» AIM OF THE TASK: In the entries below, find every line with "will" and copy it.

[Stored data entries]
☆ ☆ ☆ ☆ ☆ ☆ ☆
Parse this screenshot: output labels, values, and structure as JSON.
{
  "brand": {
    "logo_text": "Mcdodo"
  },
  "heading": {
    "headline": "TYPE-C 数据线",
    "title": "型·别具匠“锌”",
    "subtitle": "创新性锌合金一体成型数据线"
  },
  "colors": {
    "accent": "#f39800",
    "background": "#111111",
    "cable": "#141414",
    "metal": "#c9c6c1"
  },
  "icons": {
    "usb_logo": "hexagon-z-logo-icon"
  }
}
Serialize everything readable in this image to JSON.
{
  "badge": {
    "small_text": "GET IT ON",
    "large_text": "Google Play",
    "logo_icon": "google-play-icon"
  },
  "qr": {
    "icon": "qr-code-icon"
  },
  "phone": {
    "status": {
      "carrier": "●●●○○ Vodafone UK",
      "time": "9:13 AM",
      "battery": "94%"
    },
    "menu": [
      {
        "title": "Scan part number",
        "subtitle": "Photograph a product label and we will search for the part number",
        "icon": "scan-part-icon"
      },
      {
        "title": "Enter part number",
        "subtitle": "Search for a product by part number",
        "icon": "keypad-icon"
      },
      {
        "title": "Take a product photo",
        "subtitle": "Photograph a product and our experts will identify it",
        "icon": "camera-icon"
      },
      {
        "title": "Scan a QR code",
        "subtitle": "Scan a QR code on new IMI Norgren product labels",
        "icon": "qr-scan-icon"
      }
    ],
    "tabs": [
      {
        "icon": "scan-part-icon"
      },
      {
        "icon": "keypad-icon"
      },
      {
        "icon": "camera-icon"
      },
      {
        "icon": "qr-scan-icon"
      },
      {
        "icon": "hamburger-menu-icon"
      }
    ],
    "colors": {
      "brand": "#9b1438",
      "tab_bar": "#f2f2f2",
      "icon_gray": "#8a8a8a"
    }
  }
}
☆ ☆ ☆ ☆ ☆ ☆ ☆
» THE OUTPUT:
        "subtitle": "Photograph a product label and we will search for the part number",
        "subtitle": "Photograph a product and our experts will identify it",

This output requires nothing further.